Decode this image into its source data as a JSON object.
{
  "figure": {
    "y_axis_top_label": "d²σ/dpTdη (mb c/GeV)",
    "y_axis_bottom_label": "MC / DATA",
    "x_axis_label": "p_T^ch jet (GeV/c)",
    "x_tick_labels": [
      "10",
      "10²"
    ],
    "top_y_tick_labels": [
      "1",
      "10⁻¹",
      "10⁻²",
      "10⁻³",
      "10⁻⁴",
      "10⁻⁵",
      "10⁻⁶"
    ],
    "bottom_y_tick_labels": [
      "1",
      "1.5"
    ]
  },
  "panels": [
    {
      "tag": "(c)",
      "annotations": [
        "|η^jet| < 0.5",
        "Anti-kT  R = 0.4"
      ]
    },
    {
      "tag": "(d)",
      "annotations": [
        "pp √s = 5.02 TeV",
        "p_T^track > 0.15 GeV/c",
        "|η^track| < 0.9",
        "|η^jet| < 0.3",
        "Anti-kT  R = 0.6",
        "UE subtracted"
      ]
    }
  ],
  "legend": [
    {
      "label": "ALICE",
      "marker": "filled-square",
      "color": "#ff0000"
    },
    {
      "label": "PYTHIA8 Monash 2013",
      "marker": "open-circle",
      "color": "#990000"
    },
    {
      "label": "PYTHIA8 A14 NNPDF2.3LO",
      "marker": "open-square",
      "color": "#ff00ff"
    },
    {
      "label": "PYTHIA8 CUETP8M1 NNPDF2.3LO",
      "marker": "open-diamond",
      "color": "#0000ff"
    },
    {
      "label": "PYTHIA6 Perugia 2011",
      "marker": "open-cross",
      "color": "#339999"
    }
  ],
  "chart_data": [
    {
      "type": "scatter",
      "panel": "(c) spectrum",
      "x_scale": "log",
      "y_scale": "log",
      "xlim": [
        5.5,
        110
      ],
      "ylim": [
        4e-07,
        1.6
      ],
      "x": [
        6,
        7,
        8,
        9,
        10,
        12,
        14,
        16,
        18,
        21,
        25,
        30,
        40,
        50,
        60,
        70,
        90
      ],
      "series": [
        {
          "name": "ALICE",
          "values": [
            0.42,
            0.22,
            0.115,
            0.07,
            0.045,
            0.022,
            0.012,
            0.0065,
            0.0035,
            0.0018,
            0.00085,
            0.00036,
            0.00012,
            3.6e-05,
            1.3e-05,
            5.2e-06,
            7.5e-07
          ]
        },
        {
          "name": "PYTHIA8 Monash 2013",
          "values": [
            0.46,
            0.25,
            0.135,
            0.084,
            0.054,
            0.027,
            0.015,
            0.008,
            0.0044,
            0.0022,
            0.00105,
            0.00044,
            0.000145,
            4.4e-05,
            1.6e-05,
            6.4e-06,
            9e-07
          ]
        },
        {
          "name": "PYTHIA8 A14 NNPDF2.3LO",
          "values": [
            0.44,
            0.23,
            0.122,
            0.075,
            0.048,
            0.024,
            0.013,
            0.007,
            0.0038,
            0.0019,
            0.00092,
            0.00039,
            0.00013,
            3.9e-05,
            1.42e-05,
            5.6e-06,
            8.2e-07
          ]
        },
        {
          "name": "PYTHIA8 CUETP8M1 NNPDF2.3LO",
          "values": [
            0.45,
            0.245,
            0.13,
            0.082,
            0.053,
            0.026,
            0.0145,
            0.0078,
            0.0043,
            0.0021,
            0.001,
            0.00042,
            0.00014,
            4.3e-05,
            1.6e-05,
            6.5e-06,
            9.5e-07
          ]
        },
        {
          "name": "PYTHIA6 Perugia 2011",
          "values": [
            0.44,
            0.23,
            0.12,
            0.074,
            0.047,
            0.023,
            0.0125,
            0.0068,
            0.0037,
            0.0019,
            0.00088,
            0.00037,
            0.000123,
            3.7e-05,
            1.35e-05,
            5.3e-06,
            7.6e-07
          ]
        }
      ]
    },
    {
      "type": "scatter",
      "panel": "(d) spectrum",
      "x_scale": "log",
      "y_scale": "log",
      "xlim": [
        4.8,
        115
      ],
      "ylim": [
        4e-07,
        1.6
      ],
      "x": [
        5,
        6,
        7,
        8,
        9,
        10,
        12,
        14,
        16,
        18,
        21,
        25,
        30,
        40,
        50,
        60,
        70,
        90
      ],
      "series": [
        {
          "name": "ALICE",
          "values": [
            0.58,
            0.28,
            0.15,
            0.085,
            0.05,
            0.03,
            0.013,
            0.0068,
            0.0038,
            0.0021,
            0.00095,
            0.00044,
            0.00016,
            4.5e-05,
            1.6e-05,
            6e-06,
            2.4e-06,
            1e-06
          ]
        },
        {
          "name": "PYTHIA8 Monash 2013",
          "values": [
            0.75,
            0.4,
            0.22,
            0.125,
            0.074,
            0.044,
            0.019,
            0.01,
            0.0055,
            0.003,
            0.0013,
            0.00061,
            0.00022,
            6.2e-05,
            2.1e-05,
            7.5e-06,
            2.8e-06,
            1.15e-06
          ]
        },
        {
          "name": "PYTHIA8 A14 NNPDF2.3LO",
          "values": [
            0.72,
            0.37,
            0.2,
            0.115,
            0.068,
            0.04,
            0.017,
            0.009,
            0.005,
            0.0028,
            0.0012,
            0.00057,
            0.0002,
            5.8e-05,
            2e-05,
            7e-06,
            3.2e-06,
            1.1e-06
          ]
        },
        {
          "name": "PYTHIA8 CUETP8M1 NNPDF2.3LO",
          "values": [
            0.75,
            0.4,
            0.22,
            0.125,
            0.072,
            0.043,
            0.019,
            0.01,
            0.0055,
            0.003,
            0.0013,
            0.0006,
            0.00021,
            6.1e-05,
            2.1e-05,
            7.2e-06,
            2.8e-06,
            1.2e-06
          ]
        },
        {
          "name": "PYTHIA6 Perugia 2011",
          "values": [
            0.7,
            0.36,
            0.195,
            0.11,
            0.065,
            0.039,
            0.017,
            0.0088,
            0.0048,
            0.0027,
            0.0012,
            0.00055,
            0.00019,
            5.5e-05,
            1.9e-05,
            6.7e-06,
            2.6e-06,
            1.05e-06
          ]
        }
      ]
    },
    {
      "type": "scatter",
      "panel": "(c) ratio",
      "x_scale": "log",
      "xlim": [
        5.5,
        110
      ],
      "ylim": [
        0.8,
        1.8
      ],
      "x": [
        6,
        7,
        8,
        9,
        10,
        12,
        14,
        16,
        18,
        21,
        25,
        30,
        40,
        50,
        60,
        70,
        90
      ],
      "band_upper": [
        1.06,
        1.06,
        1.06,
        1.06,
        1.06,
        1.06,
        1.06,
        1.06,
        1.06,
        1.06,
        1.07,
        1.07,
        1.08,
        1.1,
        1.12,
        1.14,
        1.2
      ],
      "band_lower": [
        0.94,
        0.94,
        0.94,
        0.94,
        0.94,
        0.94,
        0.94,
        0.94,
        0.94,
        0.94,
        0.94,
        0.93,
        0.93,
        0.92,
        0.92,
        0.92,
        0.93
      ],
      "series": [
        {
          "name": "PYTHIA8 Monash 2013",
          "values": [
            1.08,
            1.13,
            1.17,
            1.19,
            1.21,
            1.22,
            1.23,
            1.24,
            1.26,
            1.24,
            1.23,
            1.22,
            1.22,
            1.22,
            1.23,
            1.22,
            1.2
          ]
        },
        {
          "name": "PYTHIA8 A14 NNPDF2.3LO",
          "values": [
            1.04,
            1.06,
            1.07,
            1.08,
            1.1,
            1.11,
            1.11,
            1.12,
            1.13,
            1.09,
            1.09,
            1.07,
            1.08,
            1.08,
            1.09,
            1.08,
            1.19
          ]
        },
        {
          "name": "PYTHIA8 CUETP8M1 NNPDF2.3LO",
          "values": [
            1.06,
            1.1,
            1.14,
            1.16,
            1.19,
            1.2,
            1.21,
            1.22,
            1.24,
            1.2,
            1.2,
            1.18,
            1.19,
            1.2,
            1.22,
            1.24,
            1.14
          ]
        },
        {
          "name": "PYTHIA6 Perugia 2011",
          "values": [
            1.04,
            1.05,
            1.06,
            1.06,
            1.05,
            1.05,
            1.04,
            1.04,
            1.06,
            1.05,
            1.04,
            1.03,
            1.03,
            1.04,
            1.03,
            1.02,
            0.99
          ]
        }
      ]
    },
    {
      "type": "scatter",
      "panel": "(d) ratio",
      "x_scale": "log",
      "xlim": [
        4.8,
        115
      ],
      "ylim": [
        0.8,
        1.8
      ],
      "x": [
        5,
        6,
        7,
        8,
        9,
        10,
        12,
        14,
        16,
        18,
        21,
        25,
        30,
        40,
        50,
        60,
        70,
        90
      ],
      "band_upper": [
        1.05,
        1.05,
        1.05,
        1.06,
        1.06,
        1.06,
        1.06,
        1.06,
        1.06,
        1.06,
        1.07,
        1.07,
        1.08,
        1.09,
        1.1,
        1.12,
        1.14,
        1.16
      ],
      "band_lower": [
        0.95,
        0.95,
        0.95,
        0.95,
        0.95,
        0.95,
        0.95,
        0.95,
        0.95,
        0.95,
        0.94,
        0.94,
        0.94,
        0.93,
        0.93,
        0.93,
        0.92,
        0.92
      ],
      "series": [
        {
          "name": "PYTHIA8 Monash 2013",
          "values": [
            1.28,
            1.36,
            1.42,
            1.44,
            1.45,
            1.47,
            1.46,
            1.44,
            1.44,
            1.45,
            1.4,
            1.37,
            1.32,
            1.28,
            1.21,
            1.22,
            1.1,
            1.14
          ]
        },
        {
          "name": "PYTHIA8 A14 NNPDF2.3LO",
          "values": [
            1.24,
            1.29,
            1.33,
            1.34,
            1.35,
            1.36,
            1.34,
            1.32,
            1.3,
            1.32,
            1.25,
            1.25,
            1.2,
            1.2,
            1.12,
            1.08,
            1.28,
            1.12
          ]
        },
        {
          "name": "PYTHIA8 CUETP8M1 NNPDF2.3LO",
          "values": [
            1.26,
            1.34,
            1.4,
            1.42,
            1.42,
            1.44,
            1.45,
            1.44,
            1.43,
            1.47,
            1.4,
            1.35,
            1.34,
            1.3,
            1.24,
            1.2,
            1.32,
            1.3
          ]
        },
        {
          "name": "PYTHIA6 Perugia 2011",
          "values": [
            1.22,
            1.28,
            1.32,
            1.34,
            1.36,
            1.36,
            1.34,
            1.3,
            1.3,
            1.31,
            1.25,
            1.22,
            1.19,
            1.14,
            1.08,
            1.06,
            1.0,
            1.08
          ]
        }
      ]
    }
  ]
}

- _Stated problem_: Pick out all the lines with the word "color" in them and copy them.

- _Correct response_:
      "color": "#ff0000"
      "color": "#990000"
      "color": "#ff00ff"
      "color": "#0000ff"
      "color": "#339999"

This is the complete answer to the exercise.